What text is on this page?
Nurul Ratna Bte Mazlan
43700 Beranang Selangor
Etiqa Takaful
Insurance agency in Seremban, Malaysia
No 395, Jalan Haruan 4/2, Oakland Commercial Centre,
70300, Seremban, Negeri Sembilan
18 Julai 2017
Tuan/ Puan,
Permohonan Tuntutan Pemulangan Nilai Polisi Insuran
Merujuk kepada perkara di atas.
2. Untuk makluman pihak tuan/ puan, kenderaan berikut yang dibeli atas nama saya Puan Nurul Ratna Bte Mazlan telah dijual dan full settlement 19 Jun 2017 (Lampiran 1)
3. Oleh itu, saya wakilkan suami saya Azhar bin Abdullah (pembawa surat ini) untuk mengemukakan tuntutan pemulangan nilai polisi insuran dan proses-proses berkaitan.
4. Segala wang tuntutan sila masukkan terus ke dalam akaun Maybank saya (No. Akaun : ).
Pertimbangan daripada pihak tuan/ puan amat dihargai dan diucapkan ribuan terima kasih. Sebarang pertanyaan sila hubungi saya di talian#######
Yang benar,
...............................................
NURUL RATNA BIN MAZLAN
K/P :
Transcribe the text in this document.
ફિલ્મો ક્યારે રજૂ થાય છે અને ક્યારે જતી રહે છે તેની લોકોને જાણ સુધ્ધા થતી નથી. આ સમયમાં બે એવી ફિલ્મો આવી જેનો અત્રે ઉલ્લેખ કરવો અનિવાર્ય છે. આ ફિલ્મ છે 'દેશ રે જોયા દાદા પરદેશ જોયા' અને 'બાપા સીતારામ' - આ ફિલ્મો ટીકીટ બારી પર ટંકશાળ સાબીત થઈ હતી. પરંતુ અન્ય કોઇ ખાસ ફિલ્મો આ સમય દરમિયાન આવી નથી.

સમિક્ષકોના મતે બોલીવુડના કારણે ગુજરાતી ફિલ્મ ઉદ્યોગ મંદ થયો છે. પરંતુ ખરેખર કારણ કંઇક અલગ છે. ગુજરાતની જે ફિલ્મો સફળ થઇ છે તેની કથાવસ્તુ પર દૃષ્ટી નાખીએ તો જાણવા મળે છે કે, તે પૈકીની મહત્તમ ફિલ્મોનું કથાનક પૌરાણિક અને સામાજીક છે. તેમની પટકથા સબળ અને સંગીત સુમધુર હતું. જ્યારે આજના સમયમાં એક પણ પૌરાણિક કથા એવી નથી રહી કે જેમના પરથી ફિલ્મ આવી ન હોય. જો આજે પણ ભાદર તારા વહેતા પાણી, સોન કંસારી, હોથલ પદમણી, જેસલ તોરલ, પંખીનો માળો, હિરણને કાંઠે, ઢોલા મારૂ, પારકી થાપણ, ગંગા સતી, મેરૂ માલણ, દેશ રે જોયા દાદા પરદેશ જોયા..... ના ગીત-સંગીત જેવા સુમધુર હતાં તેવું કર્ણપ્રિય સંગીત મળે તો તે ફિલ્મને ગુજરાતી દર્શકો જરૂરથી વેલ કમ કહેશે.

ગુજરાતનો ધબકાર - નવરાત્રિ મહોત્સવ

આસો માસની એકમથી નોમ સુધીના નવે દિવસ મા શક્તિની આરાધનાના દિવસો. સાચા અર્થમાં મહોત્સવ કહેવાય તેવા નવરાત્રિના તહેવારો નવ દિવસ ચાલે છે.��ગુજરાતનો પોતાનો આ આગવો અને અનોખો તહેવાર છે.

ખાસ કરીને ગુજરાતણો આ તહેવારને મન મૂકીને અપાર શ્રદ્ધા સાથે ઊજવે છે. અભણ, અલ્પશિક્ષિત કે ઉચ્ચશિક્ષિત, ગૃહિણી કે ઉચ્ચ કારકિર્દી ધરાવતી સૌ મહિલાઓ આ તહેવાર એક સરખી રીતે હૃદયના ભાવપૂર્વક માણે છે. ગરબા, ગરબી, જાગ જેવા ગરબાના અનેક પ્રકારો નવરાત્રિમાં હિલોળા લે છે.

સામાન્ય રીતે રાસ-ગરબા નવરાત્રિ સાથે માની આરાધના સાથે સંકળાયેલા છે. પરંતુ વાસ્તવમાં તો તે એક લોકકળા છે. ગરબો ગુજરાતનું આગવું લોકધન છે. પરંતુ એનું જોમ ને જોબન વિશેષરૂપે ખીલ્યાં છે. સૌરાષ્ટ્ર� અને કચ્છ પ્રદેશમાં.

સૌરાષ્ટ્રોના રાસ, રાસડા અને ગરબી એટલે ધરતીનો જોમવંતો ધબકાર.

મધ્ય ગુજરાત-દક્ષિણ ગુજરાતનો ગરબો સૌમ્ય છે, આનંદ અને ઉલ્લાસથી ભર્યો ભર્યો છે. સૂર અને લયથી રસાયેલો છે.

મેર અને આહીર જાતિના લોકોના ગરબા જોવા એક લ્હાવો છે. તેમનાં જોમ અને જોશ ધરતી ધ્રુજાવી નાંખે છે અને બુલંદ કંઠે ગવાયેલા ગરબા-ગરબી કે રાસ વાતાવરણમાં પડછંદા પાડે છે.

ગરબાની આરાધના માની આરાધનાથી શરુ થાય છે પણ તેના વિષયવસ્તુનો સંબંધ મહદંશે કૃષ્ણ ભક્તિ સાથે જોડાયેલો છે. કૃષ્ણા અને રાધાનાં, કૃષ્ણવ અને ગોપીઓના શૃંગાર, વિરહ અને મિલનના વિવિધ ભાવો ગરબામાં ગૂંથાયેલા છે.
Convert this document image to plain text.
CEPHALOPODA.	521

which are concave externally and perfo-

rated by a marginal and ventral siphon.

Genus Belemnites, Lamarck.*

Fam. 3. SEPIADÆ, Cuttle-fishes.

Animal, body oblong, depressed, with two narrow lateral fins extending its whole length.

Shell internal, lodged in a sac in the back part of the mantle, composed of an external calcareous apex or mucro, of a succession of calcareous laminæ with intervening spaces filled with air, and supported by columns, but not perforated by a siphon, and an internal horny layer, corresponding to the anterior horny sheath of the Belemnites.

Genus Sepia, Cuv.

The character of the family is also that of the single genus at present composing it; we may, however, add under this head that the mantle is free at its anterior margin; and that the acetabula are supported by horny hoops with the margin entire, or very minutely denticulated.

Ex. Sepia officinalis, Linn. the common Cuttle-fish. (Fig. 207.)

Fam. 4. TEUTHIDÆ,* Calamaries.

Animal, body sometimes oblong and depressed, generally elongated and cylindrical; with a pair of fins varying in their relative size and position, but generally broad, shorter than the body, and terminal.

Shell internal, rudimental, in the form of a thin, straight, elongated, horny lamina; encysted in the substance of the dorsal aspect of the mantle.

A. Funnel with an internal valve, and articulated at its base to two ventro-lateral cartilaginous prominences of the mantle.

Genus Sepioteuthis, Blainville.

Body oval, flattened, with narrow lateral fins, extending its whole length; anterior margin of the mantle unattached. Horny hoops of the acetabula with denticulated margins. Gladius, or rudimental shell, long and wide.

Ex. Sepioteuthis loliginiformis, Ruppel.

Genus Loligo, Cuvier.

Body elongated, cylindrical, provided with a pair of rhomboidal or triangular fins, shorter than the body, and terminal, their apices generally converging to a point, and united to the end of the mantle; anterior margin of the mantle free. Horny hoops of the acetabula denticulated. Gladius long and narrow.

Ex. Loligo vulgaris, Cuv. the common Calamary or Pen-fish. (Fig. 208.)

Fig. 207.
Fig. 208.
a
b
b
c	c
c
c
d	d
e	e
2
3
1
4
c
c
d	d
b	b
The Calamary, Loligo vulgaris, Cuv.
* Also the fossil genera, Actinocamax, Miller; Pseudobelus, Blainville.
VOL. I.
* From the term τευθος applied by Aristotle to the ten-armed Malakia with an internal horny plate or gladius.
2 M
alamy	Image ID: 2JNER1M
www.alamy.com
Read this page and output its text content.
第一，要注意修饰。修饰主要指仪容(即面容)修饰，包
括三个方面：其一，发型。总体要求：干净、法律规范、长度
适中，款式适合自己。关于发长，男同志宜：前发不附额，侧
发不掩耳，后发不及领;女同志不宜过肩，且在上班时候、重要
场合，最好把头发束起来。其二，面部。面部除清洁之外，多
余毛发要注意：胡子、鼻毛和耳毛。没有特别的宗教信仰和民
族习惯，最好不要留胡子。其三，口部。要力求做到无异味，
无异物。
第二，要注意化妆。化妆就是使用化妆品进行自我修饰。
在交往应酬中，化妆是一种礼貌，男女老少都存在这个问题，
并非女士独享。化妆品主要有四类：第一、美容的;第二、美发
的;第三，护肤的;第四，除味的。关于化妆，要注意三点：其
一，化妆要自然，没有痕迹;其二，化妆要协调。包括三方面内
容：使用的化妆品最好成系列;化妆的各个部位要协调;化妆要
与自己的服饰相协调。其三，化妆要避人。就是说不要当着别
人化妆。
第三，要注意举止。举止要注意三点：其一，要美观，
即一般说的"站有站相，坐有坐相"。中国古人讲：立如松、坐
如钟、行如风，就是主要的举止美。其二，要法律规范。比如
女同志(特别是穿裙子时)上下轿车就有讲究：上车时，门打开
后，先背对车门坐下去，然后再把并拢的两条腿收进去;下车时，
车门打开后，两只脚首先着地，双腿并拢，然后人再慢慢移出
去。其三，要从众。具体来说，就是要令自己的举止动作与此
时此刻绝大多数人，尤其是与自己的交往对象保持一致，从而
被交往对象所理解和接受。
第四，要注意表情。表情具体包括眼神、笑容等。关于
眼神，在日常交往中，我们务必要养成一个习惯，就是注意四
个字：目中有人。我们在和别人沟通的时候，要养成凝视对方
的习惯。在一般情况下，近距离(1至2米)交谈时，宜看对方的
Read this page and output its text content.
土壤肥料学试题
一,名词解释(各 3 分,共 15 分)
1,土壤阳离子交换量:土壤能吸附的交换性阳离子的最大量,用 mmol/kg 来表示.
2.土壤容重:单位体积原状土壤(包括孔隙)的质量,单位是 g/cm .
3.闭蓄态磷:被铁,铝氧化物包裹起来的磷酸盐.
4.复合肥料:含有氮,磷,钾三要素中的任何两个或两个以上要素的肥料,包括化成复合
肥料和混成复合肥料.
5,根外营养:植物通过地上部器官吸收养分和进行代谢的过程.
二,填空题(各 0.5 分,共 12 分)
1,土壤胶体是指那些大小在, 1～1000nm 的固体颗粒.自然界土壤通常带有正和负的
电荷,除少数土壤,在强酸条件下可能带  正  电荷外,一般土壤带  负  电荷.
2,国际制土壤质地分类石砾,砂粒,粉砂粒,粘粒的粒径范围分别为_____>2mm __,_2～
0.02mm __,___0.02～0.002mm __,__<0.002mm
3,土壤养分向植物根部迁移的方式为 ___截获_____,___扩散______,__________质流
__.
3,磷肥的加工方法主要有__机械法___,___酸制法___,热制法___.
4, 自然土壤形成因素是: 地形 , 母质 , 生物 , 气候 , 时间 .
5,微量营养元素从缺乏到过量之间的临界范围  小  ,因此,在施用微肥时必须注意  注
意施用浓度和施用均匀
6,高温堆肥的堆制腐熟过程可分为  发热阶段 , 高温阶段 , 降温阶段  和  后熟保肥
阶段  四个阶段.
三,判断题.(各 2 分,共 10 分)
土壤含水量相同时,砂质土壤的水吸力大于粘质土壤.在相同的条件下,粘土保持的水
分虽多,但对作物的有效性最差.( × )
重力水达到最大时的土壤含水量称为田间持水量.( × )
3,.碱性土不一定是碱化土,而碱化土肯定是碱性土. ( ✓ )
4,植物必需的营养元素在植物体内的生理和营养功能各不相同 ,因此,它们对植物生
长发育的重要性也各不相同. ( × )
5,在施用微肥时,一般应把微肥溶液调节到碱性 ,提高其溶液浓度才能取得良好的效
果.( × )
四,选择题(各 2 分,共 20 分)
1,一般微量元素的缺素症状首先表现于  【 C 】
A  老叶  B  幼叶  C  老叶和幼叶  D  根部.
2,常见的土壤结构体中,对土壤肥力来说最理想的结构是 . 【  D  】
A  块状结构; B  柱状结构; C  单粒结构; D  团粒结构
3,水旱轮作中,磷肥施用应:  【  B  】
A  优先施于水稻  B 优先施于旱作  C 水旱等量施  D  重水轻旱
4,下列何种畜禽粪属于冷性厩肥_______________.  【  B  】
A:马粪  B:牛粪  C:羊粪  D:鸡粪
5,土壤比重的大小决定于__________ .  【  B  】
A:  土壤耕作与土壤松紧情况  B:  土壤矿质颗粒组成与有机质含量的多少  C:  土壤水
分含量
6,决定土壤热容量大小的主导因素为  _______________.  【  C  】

◆ Exercise details
Sift the material for lines with the string "text". Copy each one found.

◆ Task result
What text is on this page?
Transcribe the text in this document.
Convert this document image to plain text.
Read this page and output its text content.
Read this page and output its text content.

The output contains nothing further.